Your answer should be one number: how many lines of the data include the string "title"?

↓↓↓

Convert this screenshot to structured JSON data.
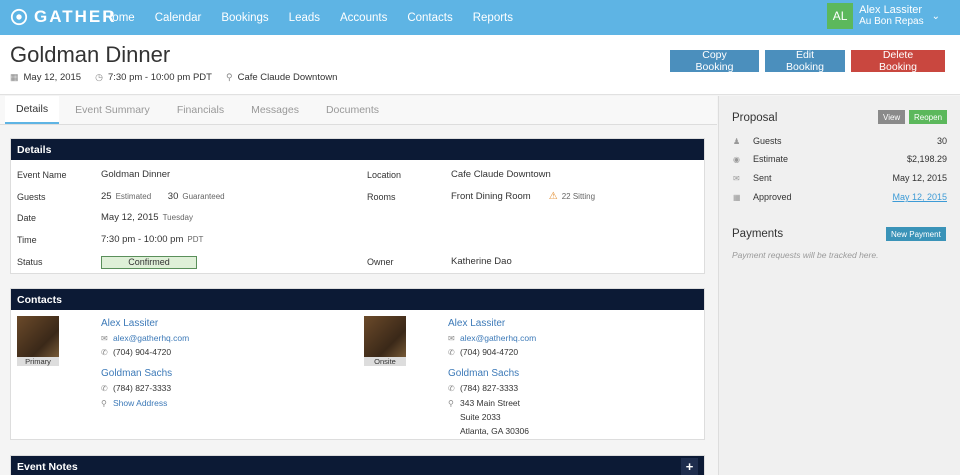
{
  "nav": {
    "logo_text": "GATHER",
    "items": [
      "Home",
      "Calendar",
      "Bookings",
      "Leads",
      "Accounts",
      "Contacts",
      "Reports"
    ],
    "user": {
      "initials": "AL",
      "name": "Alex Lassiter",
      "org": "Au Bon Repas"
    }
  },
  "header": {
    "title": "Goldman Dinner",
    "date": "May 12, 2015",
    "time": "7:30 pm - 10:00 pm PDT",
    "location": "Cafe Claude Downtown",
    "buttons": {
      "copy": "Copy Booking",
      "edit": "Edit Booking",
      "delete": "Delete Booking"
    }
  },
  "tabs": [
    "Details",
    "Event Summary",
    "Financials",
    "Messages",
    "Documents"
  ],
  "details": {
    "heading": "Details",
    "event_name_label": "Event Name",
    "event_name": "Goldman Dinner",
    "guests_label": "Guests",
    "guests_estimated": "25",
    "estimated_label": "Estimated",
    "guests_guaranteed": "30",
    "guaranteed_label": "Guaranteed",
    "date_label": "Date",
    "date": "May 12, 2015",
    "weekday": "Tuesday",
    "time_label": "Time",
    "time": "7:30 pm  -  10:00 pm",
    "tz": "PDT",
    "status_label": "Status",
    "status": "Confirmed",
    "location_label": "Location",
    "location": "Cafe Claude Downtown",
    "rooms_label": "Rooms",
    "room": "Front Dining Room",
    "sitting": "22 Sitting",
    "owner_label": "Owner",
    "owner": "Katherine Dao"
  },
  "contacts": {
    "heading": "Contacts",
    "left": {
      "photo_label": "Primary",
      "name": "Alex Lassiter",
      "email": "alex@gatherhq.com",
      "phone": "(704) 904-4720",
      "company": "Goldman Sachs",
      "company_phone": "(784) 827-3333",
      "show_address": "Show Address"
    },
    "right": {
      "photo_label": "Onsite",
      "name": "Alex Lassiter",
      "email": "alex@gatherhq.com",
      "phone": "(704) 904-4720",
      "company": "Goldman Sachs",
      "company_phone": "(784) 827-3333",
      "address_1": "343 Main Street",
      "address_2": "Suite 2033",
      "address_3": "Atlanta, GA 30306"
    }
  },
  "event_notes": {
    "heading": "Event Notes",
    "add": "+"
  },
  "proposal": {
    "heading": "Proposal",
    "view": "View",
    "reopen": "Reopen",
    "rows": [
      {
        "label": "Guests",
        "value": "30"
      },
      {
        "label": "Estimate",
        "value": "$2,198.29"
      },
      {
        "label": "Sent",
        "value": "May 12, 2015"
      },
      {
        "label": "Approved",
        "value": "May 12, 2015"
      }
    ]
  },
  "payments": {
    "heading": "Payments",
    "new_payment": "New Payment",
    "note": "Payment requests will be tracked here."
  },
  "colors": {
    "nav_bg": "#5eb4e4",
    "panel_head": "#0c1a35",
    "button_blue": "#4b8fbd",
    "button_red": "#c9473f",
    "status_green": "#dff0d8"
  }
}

↑↑↑
↓↓↓

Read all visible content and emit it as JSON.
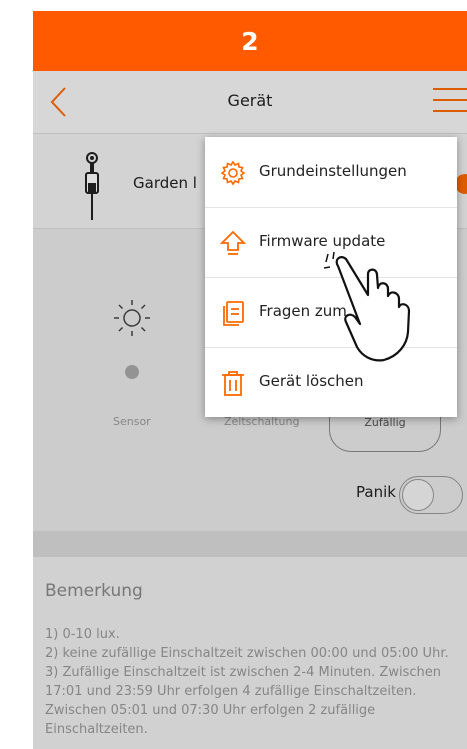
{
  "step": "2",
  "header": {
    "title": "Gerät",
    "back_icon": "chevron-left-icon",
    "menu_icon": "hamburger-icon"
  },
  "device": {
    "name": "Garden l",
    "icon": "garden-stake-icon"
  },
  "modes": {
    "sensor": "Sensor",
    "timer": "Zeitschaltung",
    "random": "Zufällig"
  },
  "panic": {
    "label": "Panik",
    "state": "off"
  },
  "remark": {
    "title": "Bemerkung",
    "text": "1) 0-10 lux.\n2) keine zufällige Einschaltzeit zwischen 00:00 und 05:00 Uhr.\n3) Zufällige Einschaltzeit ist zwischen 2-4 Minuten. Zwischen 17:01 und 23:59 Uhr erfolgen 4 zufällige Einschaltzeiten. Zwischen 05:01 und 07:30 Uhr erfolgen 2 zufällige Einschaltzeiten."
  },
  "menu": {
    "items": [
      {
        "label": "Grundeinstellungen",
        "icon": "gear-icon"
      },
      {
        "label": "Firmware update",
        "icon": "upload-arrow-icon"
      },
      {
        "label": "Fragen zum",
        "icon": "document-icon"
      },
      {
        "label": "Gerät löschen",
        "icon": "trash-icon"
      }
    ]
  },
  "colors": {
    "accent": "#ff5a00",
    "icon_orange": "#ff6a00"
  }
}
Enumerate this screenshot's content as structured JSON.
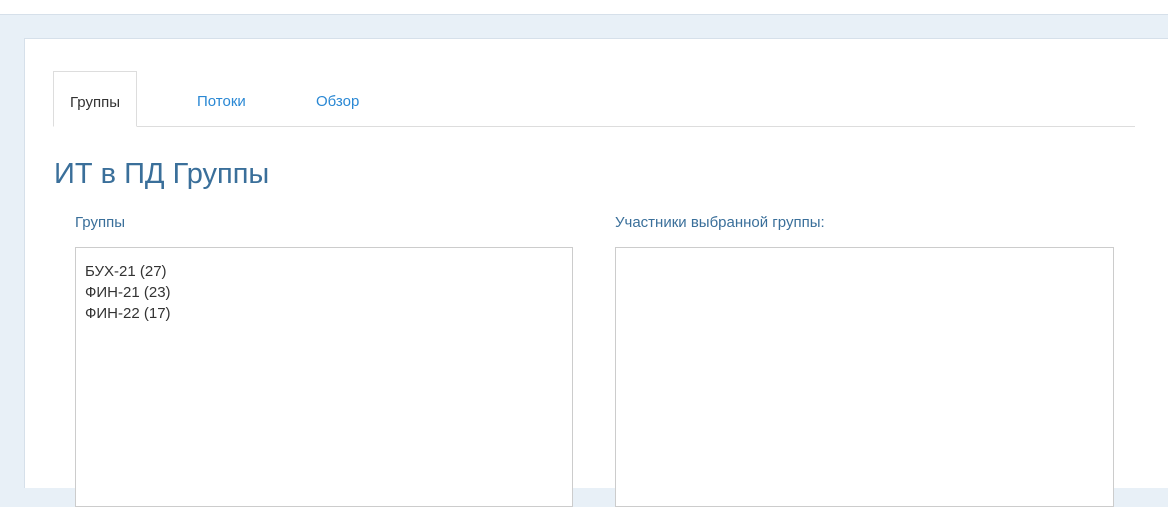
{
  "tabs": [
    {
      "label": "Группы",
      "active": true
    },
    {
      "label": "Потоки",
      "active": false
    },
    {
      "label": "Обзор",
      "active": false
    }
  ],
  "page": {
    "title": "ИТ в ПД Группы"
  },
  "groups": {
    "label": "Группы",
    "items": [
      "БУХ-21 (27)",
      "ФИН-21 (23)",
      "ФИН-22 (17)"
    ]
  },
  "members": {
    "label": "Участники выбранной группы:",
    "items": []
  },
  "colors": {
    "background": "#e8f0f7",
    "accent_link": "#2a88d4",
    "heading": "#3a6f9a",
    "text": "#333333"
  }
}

↑↑↑

Worked solution:
4